WHAT IS REQUIRED ▸ Scan the entries below for the word "this". Copy each line that has it.

THE INPUT ▸
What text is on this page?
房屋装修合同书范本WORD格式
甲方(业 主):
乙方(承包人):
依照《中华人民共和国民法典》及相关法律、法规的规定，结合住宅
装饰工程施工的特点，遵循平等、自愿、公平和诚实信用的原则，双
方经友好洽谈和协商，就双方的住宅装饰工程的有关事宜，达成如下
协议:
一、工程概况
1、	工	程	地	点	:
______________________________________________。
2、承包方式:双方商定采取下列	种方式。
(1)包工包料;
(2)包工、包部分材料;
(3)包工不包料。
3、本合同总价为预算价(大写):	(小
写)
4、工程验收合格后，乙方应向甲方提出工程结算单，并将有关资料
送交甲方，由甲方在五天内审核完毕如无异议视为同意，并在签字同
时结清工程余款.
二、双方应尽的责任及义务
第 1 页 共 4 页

--

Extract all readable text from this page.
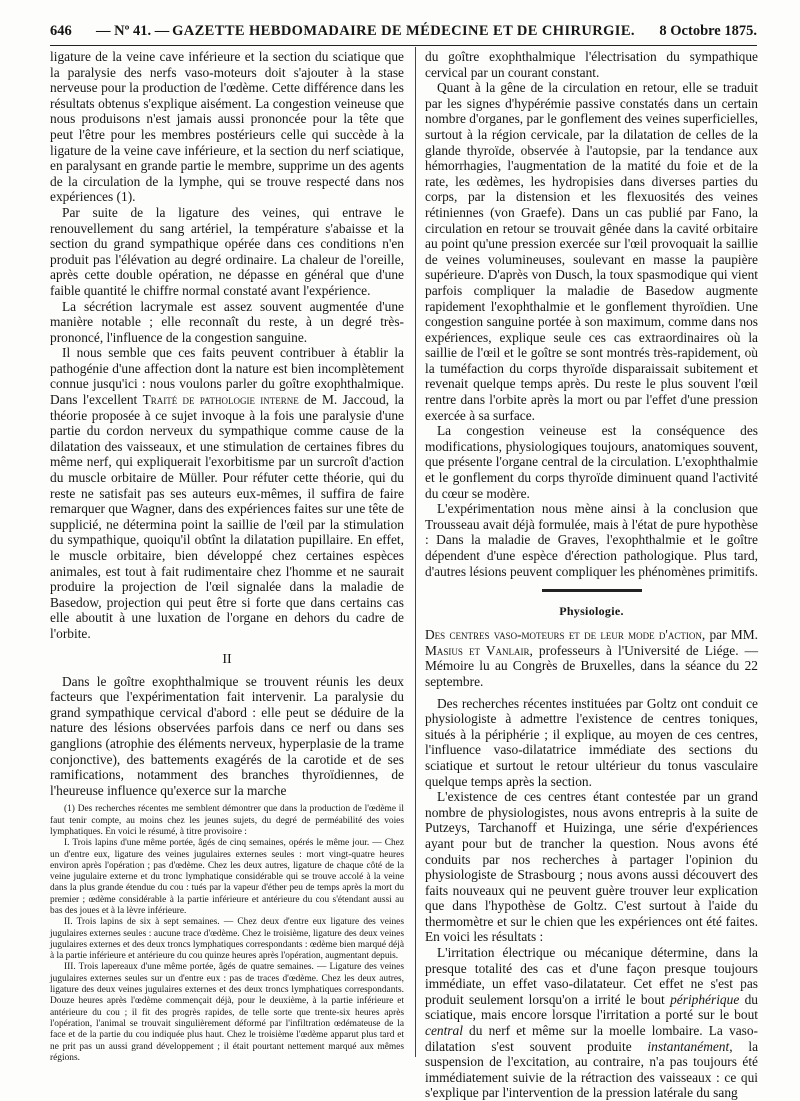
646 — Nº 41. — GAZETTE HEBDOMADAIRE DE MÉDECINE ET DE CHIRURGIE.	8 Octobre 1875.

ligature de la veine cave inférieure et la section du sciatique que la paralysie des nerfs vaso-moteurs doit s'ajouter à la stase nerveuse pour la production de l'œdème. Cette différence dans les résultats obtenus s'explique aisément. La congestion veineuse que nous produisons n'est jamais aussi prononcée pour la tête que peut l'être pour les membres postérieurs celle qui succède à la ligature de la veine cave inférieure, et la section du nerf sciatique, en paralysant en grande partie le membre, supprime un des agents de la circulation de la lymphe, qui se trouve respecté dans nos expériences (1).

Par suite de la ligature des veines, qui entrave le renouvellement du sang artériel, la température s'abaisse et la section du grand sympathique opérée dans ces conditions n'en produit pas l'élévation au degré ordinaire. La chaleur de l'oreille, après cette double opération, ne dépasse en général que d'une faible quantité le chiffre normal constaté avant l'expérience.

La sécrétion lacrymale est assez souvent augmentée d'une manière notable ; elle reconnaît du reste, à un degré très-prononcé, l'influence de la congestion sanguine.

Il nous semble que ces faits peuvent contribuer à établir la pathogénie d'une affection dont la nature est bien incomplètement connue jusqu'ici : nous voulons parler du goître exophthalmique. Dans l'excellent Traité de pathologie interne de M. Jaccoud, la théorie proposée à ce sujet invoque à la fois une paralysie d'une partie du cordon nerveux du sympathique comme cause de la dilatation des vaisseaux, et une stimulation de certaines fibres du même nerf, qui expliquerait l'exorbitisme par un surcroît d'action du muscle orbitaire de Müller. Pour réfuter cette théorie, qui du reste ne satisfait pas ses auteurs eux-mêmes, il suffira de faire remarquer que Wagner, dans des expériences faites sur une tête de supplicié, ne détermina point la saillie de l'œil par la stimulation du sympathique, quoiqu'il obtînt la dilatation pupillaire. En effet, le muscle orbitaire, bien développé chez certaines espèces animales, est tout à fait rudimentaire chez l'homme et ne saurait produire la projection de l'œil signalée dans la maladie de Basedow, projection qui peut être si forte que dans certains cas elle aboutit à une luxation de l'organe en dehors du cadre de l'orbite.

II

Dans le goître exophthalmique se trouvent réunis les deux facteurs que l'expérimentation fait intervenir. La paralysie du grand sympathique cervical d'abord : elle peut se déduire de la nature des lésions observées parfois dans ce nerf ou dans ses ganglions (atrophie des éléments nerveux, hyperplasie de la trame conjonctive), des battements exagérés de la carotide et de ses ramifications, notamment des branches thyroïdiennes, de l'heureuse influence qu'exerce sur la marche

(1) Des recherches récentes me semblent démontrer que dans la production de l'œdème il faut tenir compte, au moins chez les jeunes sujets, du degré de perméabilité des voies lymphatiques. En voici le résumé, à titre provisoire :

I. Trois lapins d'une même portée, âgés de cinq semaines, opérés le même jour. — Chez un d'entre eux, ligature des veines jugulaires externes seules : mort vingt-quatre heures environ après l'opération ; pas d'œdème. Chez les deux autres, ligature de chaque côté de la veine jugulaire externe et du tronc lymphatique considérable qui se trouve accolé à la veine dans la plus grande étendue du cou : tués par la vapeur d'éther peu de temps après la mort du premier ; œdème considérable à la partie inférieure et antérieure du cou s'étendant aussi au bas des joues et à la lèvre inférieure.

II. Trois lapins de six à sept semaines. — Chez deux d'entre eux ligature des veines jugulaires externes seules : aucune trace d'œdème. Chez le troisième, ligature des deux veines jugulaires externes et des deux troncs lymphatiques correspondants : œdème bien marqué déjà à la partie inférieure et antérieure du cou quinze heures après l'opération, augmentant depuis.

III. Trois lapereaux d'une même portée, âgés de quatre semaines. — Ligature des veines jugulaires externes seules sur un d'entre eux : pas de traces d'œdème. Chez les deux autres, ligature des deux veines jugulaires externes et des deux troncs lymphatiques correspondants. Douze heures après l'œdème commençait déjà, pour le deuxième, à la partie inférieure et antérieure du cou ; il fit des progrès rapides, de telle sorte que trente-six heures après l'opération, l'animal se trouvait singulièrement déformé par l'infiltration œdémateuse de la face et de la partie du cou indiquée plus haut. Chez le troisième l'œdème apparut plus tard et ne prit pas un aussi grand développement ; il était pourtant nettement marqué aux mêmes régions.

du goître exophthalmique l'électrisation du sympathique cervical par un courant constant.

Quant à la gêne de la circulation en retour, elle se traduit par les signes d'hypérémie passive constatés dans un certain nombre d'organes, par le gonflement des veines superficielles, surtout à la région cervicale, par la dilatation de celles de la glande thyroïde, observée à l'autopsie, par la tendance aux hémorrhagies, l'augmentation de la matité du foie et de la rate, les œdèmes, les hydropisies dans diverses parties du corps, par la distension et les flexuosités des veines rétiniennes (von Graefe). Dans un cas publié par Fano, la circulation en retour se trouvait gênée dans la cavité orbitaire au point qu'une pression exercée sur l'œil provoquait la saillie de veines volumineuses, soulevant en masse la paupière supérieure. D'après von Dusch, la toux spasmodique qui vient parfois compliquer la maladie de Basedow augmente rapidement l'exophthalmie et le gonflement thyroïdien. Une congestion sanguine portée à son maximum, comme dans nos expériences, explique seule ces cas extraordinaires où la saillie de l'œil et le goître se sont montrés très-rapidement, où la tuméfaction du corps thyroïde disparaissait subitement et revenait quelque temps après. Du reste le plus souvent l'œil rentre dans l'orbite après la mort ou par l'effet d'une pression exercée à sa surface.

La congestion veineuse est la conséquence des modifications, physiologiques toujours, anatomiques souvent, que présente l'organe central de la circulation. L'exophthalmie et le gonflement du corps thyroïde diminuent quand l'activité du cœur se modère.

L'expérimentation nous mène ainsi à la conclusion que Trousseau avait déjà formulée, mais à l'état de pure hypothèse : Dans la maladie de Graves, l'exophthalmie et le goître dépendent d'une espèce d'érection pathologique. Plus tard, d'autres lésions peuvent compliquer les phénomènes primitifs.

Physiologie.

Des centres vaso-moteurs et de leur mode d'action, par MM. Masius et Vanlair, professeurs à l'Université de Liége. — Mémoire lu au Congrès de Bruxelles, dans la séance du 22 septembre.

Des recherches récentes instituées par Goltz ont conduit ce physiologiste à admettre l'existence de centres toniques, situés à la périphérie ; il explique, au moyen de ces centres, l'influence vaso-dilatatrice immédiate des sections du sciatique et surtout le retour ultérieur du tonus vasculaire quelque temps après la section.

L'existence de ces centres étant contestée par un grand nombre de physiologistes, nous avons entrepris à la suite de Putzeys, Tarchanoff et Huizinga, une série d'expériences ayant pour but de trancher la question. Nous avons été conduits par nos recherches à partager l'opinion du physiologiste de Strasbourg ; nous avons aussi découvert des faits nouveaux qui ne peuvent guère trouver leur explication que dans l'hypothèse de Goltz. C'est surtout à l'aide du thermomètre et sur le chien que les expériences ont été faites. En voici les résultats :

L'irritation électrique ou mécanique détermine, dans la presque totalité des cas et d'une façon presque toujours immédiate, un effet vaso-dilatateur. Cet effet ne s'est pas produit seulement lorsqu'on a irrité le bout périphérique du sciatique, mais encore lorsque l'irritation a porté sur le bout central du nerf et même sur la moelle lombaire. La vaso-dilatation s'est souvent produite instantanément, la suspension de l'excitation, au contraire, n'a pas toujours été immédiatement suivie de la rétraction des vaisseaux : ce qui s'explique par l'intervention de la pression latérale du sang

EXERCISE ANSWER ▸
What text is on this page?
Extract all readable text from this page.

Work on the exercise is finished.